__Exercises to complete__:
**a.** Answer these questions about the baseball data notebook:
(i) Which two packages does the notebook load first?
(ii) What is the title of section I?
(iii) Which years of MLBAM data does the notebook read in?
**b.** Write out the text of the baseball data notebook between "# I. Comparing" and "MLBAM17.head()", inclusive.

__Text excerpt__:
In [1]:
#Load packages
import pandas as pd
import numpy as np

# I. Comparing Event Run Values

In [2]:
# Read in MLBAM Data for 2014-2017

MLBAM14 = pd.read_csv("../Data/MLBAM14.csv")
MLBAM15 = pd.read_csv("../Data/MLBAM15.csv")
MLBAM16 = pd.read_csv("../Data/MLBAM16.csv")
MLBAM17 = pd.read_csv("../Data/MLBAM17.csv")
MLBAM17.head()

Unnamed: 0.1,Unnamed: 0,inning,batterId,pitcherId,event,x,y,ab_num,timestamp,stand,...,fielderId,gameId,isPA,isAB,isHit,isBIP,our.x,our.y,r,theta
0,1,1,458731,502042,Flyout,65.59,123.5,1,2017-04-02 17:12:18,L,...,605480.0,gid_2017_04_02_nyamlb_tbamlb_1,True,True,False,True,-148.267814,188.42316,239.7637,2.23749
1,2,1,596142,502042,Groundout,128.19,193.88,2,2017-04-02 17:15:42,R,...,502042.0,gid_2017_04_02_nyamlb_tbamlb_1,True,True,False,True,7.96119,12.777835,15.05502,1.013603
2,3,1,595885,502042,Walk,,,3,2017-04-02 17:16:48,L,...,,gid_2017_04_02_nyamlb_tbamlb_1,True,False,False,False,,,,
3,4,1,407812,502042,Groundout,153.48,157.29,4,2017-04-02 17:19:09,R,...,543543.0,gid_2017_04_02_nyamlb_tbamlb_1,True,True,False,True,71.07671,104.094437,126.045827,0.971701
4,5,1,572816,547888,Single,140.75,73.31,5,2017-04-02 17:24:43,L,...,,gid_2017_04_02_nyamlb_tbamlb_1,True,True,True,True,39.306818,313.680887,316.13403,1.446138


In [3]:
# Using a function similar to what was used in the week’s exercise notebook,
# calculate the run value for every event in 2014, 2015, 2016 and 2017.

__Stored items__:
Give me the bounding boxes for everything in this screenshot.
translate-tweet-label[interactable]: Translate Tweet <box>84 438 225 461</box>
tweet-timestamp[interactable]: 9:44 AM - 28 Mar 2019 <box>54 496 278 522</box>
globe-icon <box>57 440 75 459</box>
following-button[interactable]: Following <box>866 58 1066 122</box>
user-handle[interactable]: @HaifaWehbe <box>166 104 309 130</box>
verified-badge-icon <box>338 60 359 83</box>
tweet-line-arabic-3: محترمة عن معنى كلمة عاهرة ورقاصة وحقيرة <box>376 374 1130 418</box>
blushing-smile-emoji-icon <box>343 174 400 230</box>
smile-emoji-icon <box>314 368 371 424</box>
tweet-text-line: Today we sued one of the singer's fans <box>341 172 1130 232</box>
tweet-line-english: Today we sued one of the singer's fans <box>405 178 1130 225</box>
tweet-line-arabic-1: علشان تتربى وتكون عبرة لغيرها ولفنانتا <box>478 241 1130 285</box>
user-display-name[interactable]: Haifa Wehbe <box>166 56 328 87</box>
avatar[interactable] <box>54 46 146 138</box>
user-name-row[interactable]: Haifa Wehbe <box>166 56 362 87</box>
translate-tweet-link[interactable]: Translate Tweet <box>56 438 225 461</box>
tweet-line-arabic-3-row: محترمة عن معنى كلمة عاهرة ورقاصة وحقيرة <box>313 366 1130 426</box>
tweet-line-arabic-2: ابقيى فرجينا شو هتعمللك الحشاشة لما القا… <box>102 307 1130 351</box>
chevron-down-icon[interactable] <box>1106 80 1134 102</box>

__Answers below__:
**a.**
(i) pandas and numpy
(ii) Comparing Event Run Values
(iii) 2014, 2015, 2016 and 2017

**b.**
# I. Comparing Event Run Values

In [2]:
# Read in MLBAM Data for 2014-2017

MLBAM14 = pd.read_csv("../Data/MLBAM14.csv")
MLBAM15 = pd.read_csv("../Data/MLBAM15.csv")
MLBAM16 = pd.read_csv("../Data/MLBAM16.csv")
MLBAM17 = pd.read_csv("../Data/MLBAM17.csv")
MLBAM17.head()